Task
Below is a set of records; print all of them exactly as written.

Entries shown
————————
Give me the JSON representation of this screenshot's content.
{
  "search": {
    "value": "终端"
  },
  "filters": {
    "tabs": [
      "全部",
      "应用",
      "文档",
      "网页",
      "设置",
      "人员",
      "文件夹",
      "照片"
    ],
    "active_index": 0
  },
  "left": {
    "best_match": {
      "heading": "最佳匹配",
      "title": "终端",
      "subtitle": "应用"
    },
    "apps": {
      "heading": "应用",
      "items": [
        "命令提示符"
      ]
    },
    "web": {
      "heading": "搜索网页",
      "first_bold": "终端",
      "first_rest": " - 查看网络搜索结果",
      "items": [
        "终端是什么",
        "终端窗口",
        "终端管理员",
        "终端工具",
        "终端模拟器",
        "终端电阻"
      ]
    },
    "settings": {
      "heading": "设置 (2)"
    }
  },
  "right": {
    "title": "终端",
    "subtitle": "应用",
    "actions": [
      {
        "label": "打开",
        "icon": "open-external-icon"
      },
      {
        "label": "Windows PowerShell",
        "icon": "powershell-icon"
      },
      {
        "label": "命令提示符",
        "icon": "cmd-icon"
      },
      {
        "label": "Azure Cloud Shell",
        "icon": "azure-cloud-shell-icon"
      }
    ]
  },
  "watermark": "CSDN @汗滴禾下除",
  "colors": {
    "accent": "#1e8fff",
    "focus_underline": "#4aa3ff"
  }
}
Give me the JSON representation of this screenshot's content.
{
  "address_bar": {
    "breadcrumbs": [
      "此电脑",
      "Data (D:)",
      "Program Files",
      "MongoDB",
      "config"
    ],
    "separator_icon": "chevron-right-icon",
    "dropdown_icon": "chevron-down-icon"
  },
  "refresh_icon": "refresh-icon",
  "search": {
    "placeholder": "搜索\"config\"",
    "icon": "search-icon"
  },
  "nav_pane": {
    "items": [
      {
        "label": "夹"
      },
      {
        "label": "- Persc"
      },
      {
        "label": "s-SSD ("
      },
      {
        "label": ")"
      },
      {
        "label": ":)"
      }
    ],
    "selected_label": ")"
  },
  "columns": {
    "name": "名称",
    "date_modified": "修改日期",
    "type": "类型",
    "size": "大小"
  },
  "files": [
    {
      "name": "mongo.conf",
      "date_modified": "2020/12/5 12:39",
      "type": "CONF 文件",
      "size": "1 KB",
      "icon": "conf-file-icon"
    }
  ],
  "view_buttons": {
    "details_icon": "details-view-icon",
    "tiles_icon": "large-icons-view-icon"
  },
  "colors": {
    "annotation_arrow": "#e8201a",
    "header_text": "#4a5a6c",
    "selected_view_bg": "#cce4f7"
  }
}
————————
The reply
Give me the JSON representation of this screenshot's content.
{
  "search": {
    "value": "终端"
  },
  "filters": {
    "tabs": [
      "全部",
      "应用",
      "文档",
      "网页",
      "设置",
      "人员",
      "文件夹",
      "照片"
    ],
    "active_index": 0
  },
  "left": {
    "best_match": {
      "heading": "最佳匹配",
      "title": "终端",
      "subtitle": "应用"
    },
    "apps": {
      "heading": "应用",
      "items": [
        "命令提示符"
      ]
    },
    "web": {
      "heading": "搜索网页",
      "first_bold": "终端",
      "first_rest": " - 查看网络搜索结果",
      "items": [
        "终端是什么",
        "终端窗口",
        "终端管理员",
        "终端工具",
        "终端模拟器",
        "终端电阻"
      ]
    },
    "settings": {
      "heading": "设置 (2)"
    }
  },
  "right": {
    "title": "终端",
    "subtitle": "应用",
    "actions": [
      {
        "label": "打开",
        "icon": "open-external-icon"
      },
      {
        "label": "Windows PowerShell",
        "icon": "powershell-icon"
      },
      {
        "label": "命令提示符",
        "icon": "cmd-icon"
      },
      {
        "label": "Azure Cloud Shell",
        "icon": "azure-cloud-shell-icon"
      }
    ]
  },
  "watermark": "CSDN @汗滴禾下除",
  "colors": {
    "accent": "#1e8fff",
    "focus_underline": "#4aa3ff"
  }
}
Give me the JSON representation of this screenshot's content.
{
  "address_bar": {
    "breadcrumbs": [
      "此电脑",
      "Data (D:)",
      "Program Files",
      "MongoDB",
      "config"
    ],
    "separator_icon": "chevron-right-icon",
    "dropdown_icon": "chevron-down-icon"
  },
  "refresh_icon": "refresh-icon",
  "search": {
    "placeholder": "搜索\"config\"",
    "icon": "search-icon"
  },
  "nav_pane": {
    "items": [
      {
        "label": "夹"
      },
      {
        "label": "- Persc"
      },
      {
        "label": "s-SSD ("
      },
      {
        "label": ")"
      },
      {
        "label": ":)"
      }
    ],
    "selected_label": ")"
  },
  "columns": {
    "name": "名称",
    "date_modified": "修改日期",
    "type": "类型",
    "size": "大小"
  },
  "files": [
    {
      "name": "mongo.conf",
      "date_modified": "2020/12/5 12:39",
      "type": "CONF 文件",
      "size": "1 KB",
      "icon": "conf-file-icon"
    }
  ],
  "view_buttons": {
    "details_icon": "details-view-icon",
    "tiles_icon": "large-icons-view-icon"
  },
  "colors": {
    "annotation_arrow": "#e8201a",
    "header_text": "#4a5a6c",
    "selected_view_bg": "#cce4f7"
  }
}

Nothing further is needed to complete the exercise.